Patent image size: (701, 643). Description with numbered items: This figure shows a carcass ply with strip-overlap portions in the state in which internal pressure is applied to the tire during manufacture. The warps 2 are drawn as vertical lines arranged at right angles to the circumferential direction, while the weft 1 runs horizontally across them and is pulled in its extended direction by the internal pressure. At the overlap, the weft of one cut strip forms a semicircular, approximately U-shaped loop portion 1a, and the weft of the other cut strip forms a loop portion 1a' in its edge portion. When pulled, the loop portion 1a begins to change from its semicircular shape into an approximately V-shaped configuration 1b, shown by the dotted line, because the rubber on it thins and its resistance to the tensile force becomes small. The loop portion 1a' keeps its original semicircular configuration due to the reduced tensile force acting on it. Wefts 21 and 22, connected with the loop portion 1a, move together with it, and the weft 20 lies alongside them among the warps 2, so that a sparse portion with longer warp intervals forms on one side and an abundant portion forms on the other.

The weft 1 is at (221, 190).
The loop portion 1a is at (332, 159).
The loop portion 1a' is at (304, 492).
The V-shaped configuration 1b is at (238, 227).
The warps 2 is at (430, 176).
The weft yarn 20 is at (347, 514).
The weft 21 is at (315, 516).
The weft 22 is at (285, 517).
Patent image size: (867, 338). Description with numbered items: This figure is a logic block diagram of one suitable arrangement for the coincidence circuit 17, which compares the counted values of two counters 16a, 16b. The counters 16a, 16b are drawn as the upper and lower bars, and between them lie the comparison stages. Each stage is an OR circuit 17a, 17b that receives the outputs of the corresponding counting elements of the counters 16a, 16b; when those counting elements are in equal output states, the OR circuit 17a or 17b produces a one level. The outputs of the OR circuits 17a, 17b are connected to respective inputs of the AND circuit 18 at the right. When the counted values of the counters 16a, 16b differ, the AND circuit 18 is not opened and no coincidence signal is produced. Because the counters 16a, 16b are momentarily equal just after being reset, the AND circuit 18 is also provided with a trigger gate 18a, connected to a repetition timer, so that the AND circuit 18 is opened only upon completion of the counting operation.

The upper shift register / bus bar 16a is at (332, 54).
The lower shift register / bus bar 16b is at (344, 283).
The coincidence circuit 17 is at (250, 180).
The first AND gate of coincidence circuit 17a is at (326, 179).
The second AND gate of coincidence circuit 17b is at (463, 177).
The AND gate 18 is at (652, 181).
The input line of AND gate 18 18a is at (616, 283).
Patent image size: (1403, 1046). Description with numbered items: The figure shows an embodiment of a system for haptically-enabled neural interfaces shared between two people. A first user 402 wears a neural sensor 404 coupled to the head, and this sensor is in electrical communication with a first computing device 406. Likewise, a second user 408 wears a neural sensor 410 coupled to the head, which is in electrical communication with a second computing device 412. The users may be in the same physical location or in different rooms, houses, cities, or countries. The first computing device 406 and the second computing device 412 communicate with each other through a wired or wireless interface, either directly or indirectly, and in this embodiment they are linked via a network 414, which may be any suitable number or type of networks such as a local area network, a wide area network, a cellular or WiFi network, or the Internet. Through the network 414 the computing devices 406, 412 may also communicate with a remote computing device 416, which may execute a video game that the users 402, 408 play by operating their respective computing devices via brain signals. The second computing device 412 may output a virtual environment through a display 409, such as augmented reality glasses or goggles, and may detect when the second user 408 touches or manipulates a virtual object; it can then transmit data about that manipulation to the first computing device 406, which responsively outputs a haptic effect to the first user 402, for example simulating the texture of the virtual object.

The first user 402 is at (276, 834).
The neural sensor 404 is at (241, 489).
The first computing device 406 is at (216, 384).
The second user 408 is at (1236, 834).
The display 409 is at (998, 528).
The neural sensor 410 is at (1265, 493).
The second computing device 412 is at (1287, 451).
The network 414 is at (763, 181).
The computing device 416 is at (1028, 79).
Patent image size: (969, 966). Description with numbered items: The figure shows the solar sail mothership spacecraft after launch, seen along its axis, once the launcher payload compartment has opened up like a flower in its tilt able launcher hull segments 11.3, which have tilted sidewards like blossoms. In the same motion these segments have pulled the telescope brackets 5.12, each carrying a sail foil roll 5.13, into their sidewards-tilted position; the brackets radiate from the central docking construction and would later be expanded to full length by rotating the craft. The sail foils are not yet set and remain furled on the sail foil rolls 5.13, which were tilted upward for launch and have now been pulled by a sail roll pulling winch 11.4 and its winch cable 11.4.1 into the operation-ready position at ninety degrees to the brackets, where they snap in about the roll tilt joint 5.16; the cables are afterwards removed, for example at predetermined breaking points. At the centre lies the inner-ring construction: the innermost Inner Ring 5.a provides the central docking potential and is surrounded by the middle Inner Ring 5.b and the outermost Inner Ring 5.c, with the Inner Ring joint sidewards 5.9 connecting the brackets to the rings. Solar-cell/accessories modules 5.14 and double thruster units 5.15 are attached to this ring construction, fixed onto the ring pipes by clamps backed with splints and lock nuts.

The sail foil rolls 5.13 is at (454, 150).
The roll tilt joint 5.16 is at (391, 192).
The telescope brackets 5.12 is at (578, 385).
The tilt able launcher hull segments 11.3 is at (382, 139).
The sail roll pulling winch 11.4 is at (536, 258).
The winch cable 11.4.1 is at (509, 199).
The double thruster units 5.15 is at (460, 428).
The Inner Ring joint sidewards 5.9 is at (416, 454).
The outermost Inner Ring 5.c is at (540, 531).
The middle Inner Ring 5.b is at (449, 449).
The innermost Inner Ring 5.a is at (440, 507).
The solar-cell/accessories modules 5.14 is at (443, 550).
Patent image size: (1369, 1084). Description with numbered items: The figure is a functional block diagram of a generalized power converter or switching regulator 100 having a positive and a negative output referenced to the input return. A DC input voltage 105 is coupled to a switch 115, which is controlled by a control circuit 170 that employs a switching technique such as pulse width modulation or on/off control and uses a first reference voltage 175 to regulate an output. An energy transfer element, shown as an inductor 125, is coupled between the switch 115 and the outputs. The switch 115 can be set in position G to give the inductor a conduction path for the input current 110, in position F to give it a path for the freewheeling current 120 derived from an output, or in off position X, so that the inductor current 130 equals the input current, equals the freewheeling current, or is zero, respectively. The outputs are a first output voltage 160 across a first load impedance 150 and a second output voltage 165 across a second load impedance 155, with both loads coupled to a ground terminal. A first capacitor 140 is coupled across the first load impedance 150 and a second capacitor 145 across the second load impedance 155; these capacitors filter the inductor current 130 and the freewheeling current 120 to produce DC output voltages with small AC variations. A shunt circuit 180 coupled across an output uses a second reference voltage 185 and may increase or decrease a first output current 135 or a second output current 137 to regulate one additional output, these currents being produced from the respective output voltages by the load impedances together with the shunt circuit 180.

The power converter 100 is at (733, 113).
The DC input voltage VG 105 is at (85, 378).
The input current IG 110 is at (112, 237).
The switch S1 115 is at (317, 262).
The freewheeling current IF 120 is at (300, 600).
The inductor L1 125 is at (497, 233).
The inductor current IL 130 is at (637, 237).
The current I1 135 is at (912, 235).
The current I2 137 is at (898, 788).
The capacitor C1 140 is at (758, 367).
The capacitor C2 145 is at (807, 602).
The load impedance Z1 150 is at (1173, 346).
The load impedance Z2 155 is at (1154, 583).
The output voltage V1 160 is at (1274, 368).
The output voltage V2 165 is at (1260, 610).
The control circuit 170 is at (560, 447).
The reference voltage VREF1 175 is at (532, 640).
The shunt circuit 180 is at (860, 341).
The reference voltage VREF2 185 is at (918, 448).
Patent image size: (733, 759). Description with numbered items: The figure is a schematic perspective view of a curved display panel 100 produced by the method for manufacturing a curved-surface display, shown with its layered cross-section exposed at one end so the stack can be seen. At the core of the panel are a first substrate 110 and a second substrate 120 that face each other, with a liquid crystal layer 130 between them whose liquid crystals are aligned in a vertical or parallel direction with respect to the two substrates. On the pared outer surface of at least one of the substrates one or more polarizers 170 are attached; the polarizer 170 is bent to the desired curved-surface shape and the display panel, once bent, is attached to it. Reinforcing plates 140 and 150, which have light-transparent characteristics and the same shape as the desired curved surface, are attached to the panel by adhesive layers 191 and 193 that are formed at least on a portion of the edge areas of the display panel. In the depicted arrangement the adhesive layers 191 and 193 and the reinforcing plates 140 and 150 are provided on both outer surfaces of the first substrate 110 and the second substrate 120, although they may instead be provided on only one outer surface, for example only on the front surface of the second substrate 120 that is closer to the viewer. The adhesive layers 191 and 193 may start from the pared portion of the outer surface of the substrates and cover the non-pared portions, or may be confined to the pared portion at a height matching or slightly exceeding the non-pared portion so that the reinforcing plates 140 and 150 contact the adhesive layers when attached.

● AIM:
Recast the records, starting at the beginning and ending at the line containing "The weft 22 is at (285, 517).", as a two-column CSV with the columns input and output. Give one row per record, with its text and its answer each in a single quoted field and line breaks replaced by spaces.

● ANSWER BELOW:
input,output
"Patent image size: (701, 643). Description with numbered items: This figure shows a carcass ply with strip-overlap portions in the state in which internal pressure is applied to the tire during manufacture. The warps 2 are drawn as vertical lines arranged at right angles to the circumferential direction, while the weft 1 runs horizontally across them and is pulled in its extended direction by the internal pressure. At the overlap, the weft of one cut strip forms a semicircular, approximately U-shaped loop portion 1a, and the weft of the other cut strip forms a loop portion 1a' in its edge portion. When pulled, the loop portion 1a begins to change from its semicircular shape into an approximately V-shaped configuration 1b, shown by the dotted line, because the rubber on it thins and its resistance to the tensile force becomes small. The loop portion 1a' keeps its original semicircular configuration due to the reduced tensile force acting on it. Wefts 21 and 22, connected with the loop portion 1a, move together with it, and the weft 20 lies alongside them among the warps 2, so that a sparse portion with longer warp intervals forms on one side and an abundant portion forms on the other.","The weft 1 is at (221, 190). The loop portion 1a is at (332, 159). The loop portion 1a' is at (304, 492). The V-shaped configuration 1b is at (238, 227). The warps 2 is at (430, 176). The weft yarn 20 is at (347, 514). The weft 21 is at (315, 516). The weft 22 is at (285, 517)."